== EXERCISE INPUT ==
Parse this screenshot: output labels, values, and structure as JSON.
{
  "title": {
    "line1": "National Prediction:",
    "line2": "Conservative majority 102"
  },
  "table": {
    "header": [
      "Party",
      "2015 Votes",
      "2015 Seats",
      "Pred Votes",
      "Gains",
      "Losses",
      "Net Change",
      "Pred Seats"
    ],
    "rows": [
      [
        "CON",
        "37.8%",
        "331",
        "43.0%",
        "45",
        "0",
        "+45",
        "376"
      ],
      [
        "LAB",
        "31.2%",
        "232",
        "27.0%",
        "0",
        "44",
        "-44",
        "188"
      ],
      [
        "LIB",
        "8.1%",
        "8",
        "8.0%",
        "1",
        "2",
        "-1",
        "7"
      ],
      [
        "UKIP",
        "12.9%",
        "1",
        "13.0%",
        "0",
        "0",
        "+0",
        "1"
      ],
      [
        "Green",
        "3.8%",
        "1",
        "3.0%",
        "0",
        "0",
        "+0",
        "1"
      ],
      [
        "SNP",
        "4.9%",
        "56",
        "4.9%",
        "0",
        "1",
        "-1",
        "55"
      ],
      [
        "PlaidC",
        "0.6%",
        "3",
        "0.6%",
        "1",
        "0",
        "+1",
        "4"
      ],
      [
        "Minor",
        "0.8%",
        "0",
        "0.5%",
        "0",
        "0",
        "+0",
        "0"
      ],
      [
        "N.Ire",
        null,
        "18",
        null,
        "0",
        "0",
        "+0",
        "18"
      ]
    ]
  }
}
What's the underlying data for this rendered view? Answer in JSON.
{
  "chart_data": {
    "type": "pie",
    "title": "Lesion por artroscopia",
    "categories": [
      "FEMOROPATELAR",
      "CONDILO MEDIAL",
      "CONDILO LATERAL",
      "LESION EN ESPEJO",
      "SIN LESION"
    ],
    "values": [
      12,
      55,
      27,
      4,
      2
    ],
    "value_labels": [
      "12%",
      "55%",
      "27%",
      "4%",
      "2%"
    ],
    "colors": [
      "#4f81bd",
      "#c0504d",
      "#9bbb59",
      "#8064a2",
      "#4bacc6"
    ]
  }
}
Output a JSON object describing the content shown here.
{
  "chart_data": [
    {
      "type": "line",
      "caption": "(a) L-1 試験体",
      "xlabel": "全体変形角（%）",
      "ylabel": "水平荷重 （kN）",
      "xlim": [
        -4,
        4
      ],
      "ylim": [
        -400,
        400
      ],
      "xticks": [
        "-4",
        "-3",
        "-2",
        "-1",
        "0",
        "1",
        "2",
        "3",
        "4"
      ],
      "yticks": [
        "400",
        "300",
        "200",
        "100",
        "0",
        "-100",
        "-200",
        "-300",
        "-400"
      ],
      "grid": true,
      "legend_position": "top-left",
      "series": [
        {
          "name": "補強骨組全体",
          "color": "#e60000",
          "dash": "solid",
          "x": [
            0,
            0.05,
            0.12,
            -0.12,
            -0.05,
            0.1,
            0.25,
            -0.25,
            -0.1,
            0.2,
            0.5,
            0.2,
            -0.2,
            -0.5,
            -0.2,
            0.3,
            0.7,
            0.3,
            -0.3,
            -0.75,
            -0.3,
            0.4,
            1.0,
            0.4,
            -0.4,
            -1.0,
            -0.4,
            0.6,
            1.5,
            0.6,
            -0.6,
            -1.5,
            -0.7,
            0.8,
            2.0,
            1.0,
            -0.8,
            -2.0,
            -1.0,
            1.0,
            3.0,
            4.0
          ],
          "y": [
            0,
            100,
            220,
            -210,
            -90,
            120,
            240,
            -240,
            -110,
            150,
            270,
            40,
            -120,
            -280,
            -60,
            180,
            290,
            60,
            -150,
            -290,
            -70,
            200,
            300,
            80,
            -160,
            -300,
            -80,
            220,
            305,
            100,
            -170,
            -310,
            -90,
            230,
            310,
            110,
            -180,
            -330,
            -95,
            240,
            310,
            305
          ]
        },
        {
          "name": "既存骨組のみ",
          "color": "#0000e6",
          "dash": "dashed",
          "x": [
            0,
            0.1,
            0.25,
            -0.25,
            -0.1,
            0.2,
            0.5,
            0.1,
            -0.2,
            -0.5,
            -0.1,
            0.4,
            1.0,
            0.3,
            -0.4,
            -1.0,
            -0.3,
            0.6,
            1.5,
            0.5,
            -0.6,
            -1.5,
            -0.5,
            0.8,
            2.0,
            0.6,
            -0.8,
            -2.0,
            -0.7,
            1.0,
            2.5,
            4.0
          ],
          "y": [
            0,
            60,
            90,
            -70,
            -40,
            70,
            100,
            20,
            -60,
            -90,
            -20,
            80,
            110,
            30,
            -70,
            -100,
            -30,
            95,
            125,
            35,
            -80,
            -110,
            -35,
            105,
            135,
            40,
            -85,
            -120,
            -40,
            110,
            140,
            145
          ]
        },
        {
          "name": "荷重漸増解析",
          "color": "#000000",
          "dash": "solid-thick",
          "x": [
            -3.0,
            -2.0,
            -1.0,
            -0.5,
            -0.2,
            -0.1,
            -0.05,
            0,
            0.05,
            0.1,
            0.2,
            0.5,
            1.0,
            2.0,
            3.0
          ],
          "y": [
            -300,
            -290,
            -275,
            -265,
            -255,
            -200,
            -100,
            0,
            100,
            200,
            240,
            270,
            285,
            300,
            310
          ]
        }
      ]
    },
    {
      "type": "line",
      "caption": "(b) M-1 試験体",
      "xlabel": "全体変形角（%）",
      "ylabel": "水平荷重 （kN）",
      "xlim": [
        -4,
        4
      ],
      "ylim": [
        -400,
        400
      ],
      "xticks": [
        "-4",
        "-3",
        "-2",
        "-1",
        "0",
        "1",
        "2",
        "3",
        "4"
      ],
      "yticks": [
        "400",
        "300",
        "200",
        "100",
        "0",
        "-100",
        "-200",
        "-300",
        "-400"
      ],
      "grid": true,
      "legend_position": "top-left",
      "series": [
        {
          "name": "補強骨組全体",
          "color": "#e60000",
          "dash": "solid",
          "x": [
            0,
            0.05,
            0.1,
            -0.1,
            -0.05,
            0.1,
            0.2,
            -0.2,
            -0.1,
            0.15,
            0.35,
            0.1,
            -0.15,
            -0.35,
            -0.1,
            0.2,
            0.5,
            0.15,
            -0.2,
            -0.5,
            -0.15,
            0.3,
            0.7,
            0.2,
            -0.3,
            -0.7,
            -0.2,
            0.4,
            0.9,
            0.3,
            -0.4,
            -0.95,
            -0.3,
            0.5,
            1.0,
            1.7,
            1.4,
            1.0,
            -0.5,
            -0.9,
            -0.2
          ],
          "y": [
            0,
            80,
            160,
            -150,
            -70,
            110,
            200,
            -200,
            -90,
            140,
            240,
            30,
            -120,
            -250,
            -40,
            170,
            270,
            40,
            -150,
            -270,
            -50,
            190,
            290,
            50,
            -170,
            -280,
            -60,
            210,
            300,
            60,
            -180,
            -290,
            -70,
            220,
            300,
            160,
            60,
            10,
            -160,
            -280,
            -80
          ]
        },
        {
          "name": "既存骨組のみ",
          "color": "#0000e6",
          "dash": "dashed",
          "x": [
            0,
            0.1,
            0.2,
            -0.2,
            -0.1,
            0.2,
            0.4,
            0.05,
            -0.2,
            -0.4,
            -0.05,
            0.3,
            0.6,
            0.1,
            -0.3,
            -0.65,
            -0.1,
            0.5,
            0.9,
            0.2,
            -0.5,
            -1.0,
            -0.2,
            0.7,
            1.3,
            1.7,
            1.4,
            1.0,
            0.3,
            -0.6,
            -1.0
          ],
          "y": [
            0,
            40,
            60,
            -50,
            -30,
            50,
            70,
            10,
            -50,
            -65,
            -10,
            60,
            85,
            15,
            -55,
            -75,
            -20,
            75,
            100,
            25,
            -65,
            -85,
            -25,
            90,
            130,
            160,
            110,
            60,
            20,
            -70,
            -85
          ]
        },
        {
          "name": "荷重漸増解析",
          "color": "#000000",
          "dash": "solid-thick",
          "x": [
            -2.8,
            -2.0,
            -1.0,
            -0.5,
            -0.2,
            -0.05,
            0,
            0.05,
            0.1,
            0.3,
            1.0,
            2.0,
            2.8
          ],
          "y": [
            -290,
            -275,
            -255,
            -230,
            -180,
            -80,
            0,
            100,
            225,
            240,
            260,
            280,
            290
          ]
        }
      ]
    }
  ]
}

== TASK DETAILS ==
List all lines holding the string "title".

== THE SOLUTION ==
  "title": {
    "title": "Lesion por artroscopia",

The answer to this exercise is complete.